PROBLEM:
In your copy, reproduce the entries exactly as they are, minus the images.

DATASET EXCERPTS:
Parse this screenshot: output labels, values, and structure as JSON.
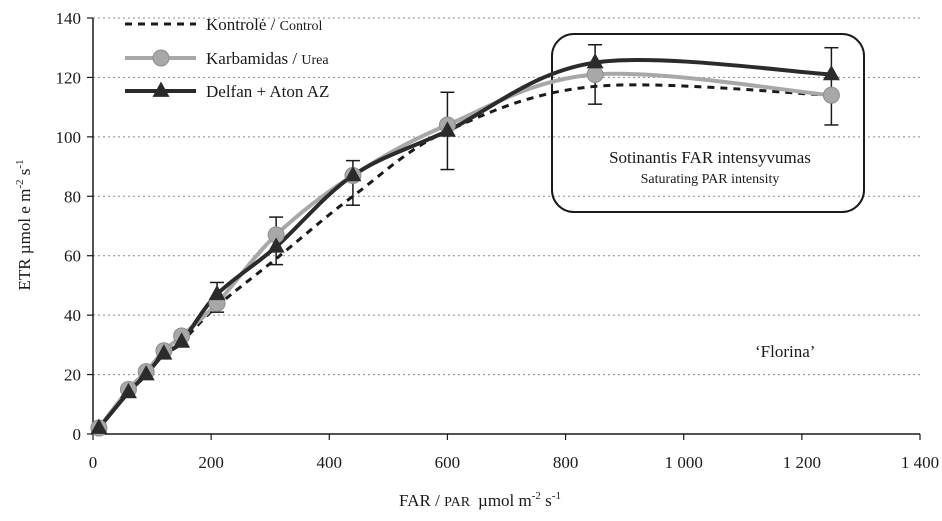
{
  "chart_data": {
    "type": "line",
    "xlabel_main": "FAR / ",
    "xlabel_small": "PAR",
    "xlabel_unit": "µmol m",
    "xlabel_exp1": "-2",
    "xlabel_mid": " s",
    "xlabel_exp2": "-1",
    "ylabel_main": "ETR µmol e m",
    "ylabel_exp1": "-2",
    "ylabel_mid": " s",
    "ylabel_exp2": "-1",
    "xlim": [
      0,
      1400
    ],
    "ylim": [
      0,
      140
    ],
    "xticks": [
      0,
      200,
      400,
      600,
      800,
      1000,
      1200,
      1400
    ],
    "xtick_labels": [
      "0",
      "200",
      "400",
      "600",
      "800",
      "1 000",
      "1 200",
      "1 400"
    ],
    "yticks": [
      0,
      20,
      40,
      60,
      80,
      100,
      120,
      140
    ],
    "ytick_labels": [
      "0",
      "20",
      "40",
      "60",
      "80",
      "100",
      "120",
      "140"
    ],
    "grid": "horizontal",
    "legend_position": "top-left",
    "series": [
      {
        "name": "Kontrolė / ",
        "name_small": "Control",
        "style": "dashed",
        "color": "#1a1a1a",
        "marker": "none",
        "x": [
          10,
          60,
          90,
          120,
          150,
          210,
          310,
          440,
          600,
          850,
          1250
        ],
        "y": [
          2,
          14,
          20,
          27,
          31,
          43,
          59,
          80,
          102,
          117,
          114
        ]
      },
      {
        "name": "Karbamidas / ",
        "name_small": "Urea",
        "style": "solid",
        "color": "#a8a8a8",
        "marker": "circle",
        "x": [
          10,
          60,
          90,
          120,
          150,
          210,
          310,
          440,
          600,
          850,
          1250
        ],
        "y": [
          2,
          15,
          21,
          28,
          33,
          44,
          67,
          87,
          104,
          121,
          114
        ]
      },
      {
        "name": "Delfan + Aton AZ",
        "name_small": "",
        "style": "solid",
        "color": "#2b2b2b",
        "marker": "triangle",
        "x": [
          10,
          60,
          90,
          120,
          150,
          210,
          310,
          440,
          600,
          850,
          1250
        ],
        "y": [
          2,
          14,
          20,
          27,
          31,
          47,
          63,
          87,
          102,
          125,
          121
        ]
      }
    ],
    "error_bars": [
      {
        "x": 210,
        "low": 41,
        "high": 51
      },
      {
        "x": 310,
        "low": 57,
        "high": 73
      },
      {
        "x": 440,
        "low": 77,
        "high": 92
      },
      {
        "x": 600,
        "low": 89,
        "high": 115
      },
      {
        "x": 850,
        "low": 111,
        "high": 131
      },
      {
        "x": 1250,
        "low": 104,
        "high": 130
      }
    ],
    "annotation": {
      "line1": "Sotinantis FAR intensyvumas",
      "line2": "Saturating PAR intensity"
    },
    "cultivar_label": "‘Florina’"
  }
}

CORRECT RESULT:
Parse this screenshot: output labels, values, and structure as JSON.
{
  "chart_data": {
    "type": "line",
    "xlabel_main": "FAR / ",
    "xlabel_small": "PAR",
    "xlabel_unit": "µmol m",
    "xlabel_exp1": "-2",
    "xlabel_mid": " s",
    "xlabel_exp2": "-1",
    "ylabel_main": "ETR µmol e m",
    "ylabel_exp1": "-2",
    "ylabel_mid": " s",
    "ylabel_exp2": "-1",
    "xlim": [
      0,
      1400
    ],
    "ylim": [
      0,
      140
    ],
    "xticks": [
      0,
      200,
      400,
      600,
      800,
      1000,
      1200,
      1400
    ],
    "xtick_labels": [
      "0",
      "200",
      "400",
      "600",
      "800",
      "1 000",
      "1 200",
      "1 400"
    ],
    "yticks": [
      0,
      20,
      40,
      60,
      80,
      100,
      120,
      140
    ],
    "ytick_labels": [
      "0",
      "20",
      "40",
      "60",
      "80",
      "100",
      "120",
      "140"
    ],
    "grid": "horizontal",
    "legend_position": "top-left",
    "series": [
      {
        "name": "Kontrolė / ",
        "name_small": "Control",
        "style": "dashed",
        "color": "#1a1a1a",
        "marker": "none",
        "x": [
          10,
          60,
          90,
          120,
          150,
          210,
          310,
          440,
          600,
          850,
          1250
        ],
        "y": [
          2,
          14,
          20,
          27,
          31,
          43,
          59,
          80,
          102,
          117,
          114
        ]
      },
      {
        "name": "Karbamidas / ",
        "name_small": "Urea",
        "style": "solid",
        "color": "#a8a8a8",
        "marker": "circle",
        "x": [
          10,
          60,
          90,
          120,
          150,
          210,
          310,
          440,
          600,
          850,
          1250
        ],
        "y": [
          2,
          15,
          21,
          28,
          33,
          44,
          67,
          87,
          104,
          121,
          114
        ]
      },
      {
        "name": "Delfan + Aton AZ",
        "name_small": "",
        "style": "solid",
        "color": "#2b2b2b",
        "marker": "triangle",
        "x": [
          10,
          60,
          90,
          120,
          150,
          210,
          310,
          440,
          600,
          850,
          1250
        ],
        "y": [
          2,
          14,
          20,
          27,
          31,
          47,
          63,
          87,
          102,
          125,
          121
        ]
      }
    ],
    "error_bars": [
      {
        "x": 210,
        "low": 41,
        "high": 51
      },
      {
        "x": 310,
        "low": 57,
        "high": 73
      },
      {
        "x": 440,
        "low": 77,
        "high": 92
      },
      {
        "x": 600,
        "low": 89,
        "high": 115
      },
      {
        "x": 850,
        "low": 111,
        "high": 131
      },
      {
        "x": 1250,
        "low": 104,
        "high": 130
      }
    ],
    "annotation": {
      "line1": "Sotinantis FAR intensyvumas",
      "line2": "Saturating PAR intensity"
    },
    "cultivar_label": "‘Florina’"
  }
}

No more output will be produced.